[Rows from a layout dataset]
********************
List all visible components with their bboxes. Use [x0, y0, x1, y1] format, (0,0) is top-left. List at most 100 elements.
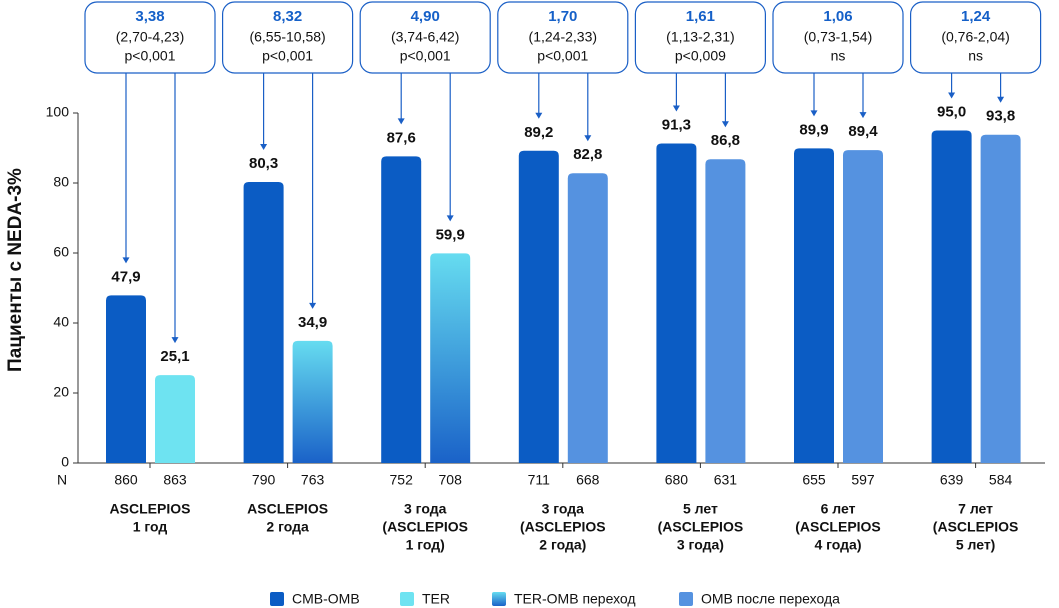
value-label: 91,3	[662, 116, 691, 133]
n-value: 752	[390, 472, 414, 488]
annotation-box	[772, 1, 904, 74]
n-value: 631	[714, 472, 738, 488]
arrow-head	[721, 121, 729, 128]
n-value: 639	[940, 472, 964, 488]
category-label: ASCLEPIOS	[110, 501, 191, 517]
y-axis-label: Пациенты с NEDA-3%	[5, 168, 26, 372]
bar	[656, 143, 697, 463]
annotation-hr: 1,24	[961, 8, 991, 25]
n-value: 711	[528, 472, 551, 488]
annotation-p: p<0,009	[675, 48, 726, 64]
legend-swatch	[679, 592, 693, 606]
arrow-head	[535, 112, 543, 119]
arrow-head	[584, 135, 592, 142]
category-label: ASCLEPIOS	[247, 501, 328, 517]
y-tick-label: 20	[53, 384, 69, 400]
category-label: 1 год	[133, 519, 168, 535]
n-value: 597	[851, 472, 875, 488]
category-label: (ASCLEPIOS	[933, 519, 1019, 535]
category-label: 4 года)	[814, 537, 861, 553]
n-label: N	[57, 472, 67, 488]
annotation-p: ns	[831, 48, 846, 64]
annotation-hr: 1,61	[686, 8, 715, 25]
arrow-head	[397, 118, 405, 125]
legend-swatch	[270, 592, 284, 606]
bar	[106, 295, 146, 463]
bar	[931, 130, 972, 463]
annotation-hr: 1,70	[548, 8, 577, 25]
legend-label: OMB после перехода	[701, 591, 840, 607]
category-label: 7 лет	[958, 501, 993, 517]
annotation-box	[497, 1, 629, 74]
n-value: 708	[439, 472, 463, 488]
annotation-p: ns	[968, 48, 983, 64]
legend-label: TER	[422, 591, 450, 607]
legend-swatch	[492, 592, 506, 606]
value-label: 86,8	[711, 132, 740, 149]
n-value: 863	[163, 472, 187, 488]
legend-swatch	[400, 592, 414, 606]
bar	[381, 156, 422, 463]
value-label: 82,8	[573, 146, 602, 163]
annotation-box	[222, 1, 354, 74]
n-value: 668	[576, 472, 600, 488]
legend-label: CMB-OMB	[292, 591, 360, 607]
bar	[518, 150, 559, 464]
value-label: 89,2	[524, 124, 553, 141]
bar	[705, 159, 746, 463]
value-label: 34,9	[298, 314, 327, 331]
arrow-head	[997, 96, 1005, 103]
legend-label: TER-OMB переход	[514, 591, 636, 607]
category-label: 2 года)	[539, 537, 586, 553]
bar	[430, 253, 471, 463]
bar	[567, 173, 608, 463]
value-label: 80,3	[249, 155, 278, 172]
annotation-ci: (3,74-6,42)	[391, 29, 459, 45]
value-label: 25,1	[160, 348, 189, 365]
category-label: 3 года)	[677, 537, 724, 553]
annotation-box	[909, 1, 1042, 74]
value-label: 89,4	[848, 123, 878, 140]
arrow-head	[446, 215, 454, 222]
value-label: 89,9	[799, 121, 828, 138]
n-value: 584	[989, 472, 1013, 488]
annotation-hr: 3,38	[135, 8, 164, 25]
annotation-p: p<0,001	[400, 48, 451, 64]
arrow-head	[309, 302, 317, 309]
category-label: 1 год)	[406, 537, 445, 553]
category-label: 5 лет	[683, 501, 718, 517]
arrow-head	[859, 112, 867, 119]
category-label: 6 лет	[821, 501, 856, 517]
annotation-p: p<0,001	[537, 48, 588, 64]
n-value: 655	[802, 472, 826, 488]
annotation-ci: (1,13-2,31)	[666, 29, 734, 45]
annotation-hr: 8,32	[273, 8, 302, 25]
n-value: 860	[114, 472, 138, 488]
n-value: 680	[665, 472, 689, 488]
value-label: 87,6	[387, 129, 416, 146]
y-tick-label: 80	[53, 174, 69, 190]
arrow-head	[122, 257, 130, 264]
arrow-head	[672, 105, 680, 112]
arrow-head	[171, 337, 179, 344]
annotation-box	[84, 1, 216, 74]
annotation-ci: (1,24-2,33)	[529, 29, 597, 45]
y-tick-label: 60	[53, 244, 69, 260]
y-tick-label: 100	[46, 104, 70, 120]
annotation-p: p<0,001	[125, 48, 176, 64]
n-value: 790	[252, 472, 276, 488]
bar	[843, 150, 883, 463]
bar	[980, 134, 1021, 463]
category-label: (ASCLEPIOS	[520, 519, 606, 535]
bar	[292, 340, 333, 463]
category-label: (ASCLEPIOS	[382, 519, 468, 535]
category-label: 3 года	[542, 501, 585, 517]
category-label: (ASCLEPIOS	[658, 519, 744, 535]
value-label: 93,8	[986, 108, 1015, 125]
y-tick-label: 0	[61, 454, 69, 470]
bar	[243, 181, 284, 463]
arrow-head	[260, 143, 268, 150]
category-label: (ASCLEPIOS	[795, 519, 881, 535]
n-value: 763	[301, 472, 325, 488]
********************
** Short task **
Give the part of the data that opens with the line containing "116, 691, 133]" and closes with the line containing "1, 354, 74]", both of those lines included, as a numbered list without blank lines.

** Written reply **
1. value-label: 91,3	[662, 116, 691, 133]
2. n-value: 752	[390, 472, 414, 488]
3. annotation-box	[772, 1, 904, 74]
4. n-value: 631	[714, 472, 738, 488]
5. arrow-head	[721, 121, 729, 128]
6. n-value: 639	[940, 472, 964, 488]
7. category-label: ASCLEPIOS	[110, 501, 191, 517]
8. y-axis-label: Пациенты с NEDA-3%	[5, 168, 26, 372]
9. bar	[656, 143, 697, 463]
10. annotation-hr: 1,24	[961, 8, 991, 25]
11. n-value: 711	[528, 472, 551, 488]
12. annotation-p: p<0,009	[675, 48, 726, 64]
13. legend-swatch	[679, 592, 693, 606]
14. arrow-head	[535, 112, 543, 119]
15. arrow-head	[584, 135, 592, 142]
16. category-label: ASCLEPIOS	[247, 501, 328, 517]
17. y-tick-label: 20	[53, 384, 69, 400]
18. category-label: 1 год	[133, 519, 168, 535]
19. n-value: 597	[851, 472, 875, 488]
20. category-label: (ASCLEPIOS	[933, 519, 1019, 535]
21. category-label: 4 года)	[814, 537, 861, 553]
22. n-label: N	[57, 472, 67, 488]
23. annotation-p: ns	[831, 48, 846, 64]
24. annotation-hr: 1,61	[686, 8, 715, 25]
25. arrow-head	[397, 118, 405, 125]
26. legend-swatch	[270, 592, 284, 606]
27. bar	[106, 295, 146, 463]
28. bar	[931, 130, 972, 463]
29. annotation-hr: 1,70	[548, 8, 577, 25]
30. legend-label: OMB после перехода	[701, 591, 840, 607]
31. category-label: 7 лет	[958, 501, 993, 517]
32. annotation-box	[497, 1, 629, 74]
33. n-value: 708	[439, 472, 463, 488]
34. annotation-p: ns	[968, 48, 983, 64]
35. legend-label: TER	[422, 591, 450, 607]
36. legend-swatch	[492, 592, 506, 606]
37. value-label: 86,8	[711, 132, 740, 149]
38. n-value: 863	[163, 472, 187, 488]
39. legend-swatch	[400, 592, 414, 606]
40. bar	[381, 156, 422, 463]
41. value-label: 82,8	[573, 146, 602, 163]
42. annotation-box	[222, 1, 354, 74]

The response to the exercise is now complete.